Stated goal - Exclude the pictures and reproduce the remaining data exactly as written.

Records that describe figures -

>> start

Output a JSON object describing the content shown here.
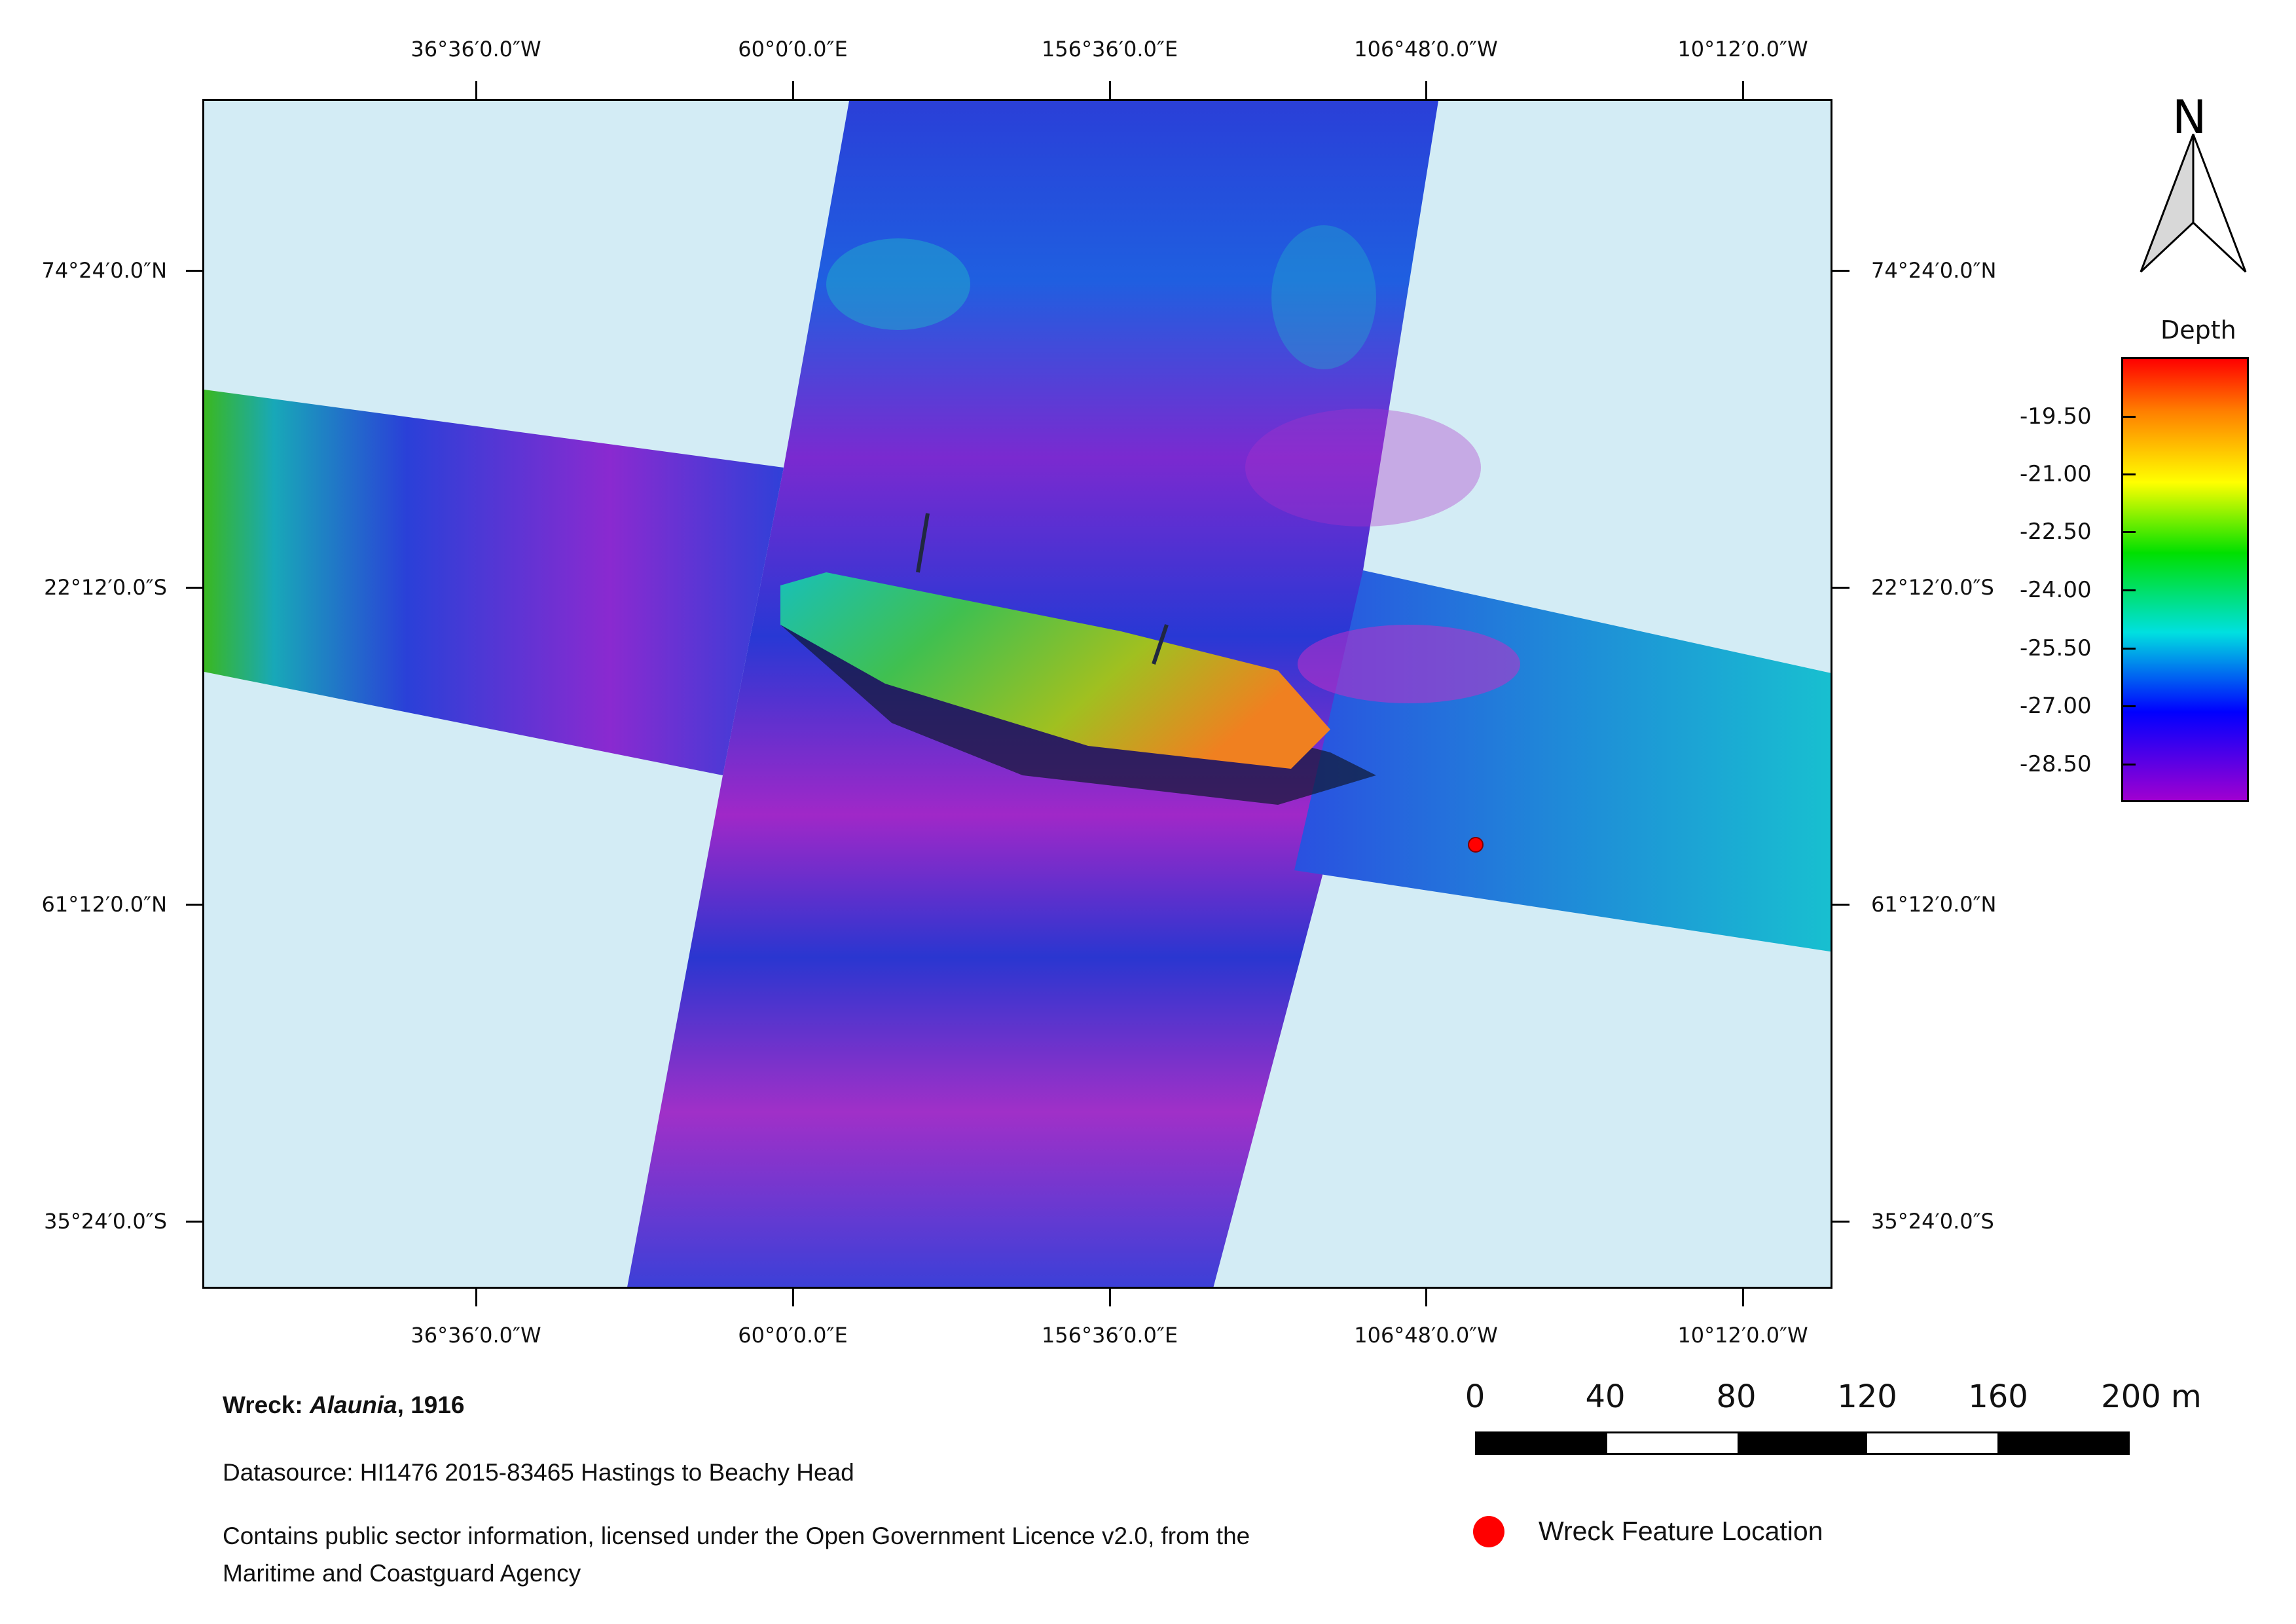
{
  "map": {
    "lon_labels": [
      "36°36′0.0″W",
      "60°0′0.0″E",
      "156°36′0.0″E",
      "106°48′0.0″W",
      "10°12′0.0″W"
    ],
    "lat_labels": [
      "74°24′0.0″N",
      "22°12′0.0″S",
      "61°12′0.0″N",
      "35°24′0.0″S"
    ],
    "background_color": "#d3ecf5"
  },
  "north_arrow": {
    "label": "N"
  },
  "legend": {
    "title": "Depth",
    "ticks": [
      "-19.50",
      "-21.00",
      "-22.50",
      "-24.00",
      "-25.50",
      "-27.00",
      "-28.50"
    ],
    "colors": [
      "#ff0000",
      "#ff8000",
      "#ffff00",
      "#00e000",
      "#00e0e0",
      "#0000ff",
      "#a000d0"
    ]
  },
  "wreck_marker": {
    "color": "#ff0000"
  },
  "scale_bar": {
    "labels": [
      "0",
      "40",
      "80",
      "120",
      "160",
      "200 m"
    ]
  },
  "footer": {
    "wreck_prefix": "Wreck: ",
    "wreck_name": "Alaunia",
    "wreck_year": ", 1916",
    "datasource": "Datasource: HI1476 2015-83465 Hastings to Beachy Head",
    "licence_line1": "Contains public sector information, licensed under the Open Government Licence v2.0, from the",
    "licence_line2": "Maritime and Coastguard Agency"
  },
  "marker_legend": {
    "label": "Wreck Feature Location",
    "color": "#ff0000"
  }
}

>> end

Expected answer -
Output a JSON object describing the content shown here.
{
  "map": {
    "lon_labels": [
      "36°36′0.0″W",
      "60°0′0.0″E",
      "156°36′0.0″E",
      "106°48′0.0″W",
      "10°12′0.0″W"
    ],
    "lat_labels": [
      "74°24′0.0″N",
      "22°12′0.0″S",
      "61°12′0.0″N",
      "35°24′0.0″S"
    ],
    "background_color": "#d3ecf5"
  },
  "north_arrow": {
    "label": "N"
  },
  "legend": {
    "title": "Depth",
    "ticks": [
      "-19.50",
      "-21.00",
      "-22.50",
      "-24.00",
      "-25.50",
      "-27.00",
      "-28.50"
    ],
    "colors": [
      "#ff0000",
      "#ff8000",
      "#ffff00",
      "#00e000",
      "#00e0e0",
      "#0000ff",
      "#a000d0"
    ]
  },
  "wreck_marker": {
    "color": "#ff0000"
  },
  "scale_bar": {
    "labels": [
      "0",
      "40",
      "80",
      "120",
      "160",
      "200 m"
    ]
  },
  "footer": {
    "wreck_prefix": "Wreck: ",
    "wreck_name": "Alaunia",
    "wreck_year": ", 1916",
    "datasource": "Datasource: HI1476 2015-83465 Hastings to Beachy Head",
    "licence_line1": "Contains public sector information, licensed under the Open Government Licence v2.0, from the",
    "licence_line2": "Maritime and Coastguard Agency"
  },
  "marker_legend": {
    "label": "Wreck Feature Location",
    "color": "#ff0000"
  }
}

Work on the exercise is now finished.